#### Record set ####
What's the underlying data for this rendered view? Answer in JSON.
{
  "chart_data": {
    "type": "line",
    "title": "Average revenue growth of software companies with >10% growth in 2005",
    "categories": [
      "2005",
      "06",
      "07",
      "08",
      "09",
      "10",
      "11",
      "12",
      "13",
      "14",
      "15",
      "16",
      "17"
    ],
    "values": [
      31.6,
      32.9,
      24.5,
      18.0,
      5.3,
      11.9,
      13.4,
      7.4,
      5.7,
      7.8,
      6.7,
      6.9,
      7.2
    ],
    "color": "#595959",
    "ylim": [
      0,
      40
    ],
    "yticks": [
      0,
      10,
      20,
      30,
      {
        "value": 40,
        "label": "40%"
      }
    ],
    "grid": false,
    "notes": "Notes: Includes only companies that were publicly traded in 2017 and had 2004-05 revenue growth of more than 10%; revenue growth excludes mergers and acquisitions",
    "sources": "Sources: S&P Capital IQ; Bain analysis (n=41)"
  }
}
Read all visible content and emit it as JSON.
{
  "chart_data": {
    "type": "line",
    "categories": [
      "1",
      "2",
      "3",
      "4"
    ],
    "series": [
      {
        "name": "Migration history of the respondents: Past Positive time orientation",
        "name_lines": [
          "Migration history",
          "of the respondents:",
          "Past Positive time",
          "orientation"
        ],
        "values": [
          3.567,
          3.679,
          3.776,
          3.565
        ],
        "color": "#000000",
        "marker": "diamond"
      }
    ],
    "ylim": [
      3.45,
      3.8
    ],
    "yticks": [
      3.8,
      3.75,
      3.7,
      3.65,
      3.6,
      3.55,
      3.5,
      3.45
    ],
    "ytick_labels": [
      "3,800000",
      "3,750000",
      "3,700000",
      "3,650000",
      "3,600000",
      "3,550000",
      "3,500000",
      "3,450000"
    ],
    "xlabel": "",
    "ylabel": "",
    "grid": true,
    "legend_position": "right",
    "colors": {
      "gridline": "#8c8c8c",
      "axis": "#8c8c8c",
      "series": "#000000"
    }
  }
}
####
Task instructions
Give every line of the material that includes the string "time".

Worked solution
        "name": "Migration history of the respondents: Past Positive time orientation",
          "Past Positive time",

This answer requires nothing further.